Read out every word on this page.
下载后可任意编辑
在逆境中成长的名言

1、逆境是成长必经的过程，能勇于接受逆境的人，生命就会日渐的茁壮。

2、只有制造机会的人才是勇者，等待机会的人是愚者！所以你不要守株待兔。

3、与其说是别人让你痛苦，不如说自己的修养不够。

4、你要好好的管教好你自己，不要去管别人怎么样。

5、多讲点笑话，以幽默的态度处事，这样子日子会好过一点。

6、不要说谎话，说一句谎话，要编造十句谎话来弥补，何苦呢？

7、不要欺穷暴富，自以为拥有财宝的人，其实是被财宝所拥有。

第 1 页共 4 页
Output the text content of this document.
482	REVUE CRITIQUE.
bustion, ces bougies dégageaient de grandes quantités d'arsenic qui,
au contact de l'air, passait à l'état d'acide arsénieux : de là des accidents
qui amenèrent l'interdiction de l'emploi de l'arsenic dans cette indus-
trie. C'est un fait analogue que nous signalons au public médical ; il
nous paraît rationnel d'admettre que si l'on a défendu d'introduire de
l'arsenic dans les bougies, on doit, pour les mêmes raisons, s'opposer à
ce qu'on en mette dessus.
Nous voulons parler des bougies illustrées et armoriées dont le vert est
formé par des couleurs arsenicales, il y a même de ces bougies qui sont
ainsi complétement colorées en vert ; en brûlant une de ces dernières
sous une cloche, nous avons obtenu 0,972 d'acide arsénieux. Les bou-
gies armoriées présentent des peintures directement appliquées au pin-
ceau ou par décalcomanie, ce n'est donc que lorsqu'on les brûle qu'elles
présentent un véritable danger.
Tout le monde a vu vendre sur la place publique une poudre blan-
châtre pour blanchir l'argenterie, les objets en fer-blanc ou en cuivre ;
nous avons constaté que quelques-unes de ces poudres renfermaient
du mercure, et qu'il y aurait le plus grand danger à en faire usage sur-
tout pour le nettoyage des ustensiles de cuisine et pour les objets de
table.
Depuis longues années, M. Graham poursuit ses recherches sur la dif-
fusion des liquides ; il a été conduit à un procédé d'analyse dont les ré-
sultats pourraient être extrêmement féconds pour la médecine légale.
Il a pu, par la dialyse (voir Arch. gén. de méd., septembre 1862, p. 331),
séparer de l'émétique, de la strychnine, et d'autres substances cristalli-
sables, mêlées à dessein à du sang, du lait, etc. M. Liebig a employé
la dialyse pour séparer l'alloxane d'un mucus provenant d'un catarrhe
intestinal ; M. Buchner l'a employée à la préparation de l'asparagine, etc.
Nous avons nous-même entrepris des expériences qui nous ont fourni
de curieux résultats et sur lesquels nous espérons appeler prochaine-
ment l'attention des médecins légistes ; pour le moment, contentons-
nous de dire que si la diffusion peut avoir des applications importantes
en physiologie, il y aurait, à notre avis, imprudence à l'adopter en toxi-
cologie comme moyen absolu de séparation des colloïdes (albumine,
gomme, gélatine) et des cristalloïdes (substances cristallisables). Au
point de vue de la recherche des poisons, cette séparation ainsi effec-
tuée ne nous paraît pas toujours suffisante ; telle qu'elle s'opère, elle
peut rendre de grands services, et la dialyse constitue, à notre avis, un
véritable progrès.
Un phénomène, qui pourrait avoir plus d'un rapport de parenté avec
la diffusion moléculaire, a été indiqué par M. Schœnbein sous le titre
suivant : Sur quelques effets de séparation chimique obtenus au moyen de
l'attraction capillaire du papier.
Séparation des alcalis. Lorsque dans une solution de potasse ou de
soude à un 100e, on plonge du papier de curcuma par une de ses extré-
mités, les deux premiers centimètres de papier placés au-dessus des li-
++++++++++++++++++++
▶ [Stated task] Copy all lines from the material that hold "diffusion".

▶ [Finished exercise]
nous de dire que si la diffusion peut avoir des applications importantes
la diffusion moléculaire, a été indiqué par M. Schœnbein sous le titre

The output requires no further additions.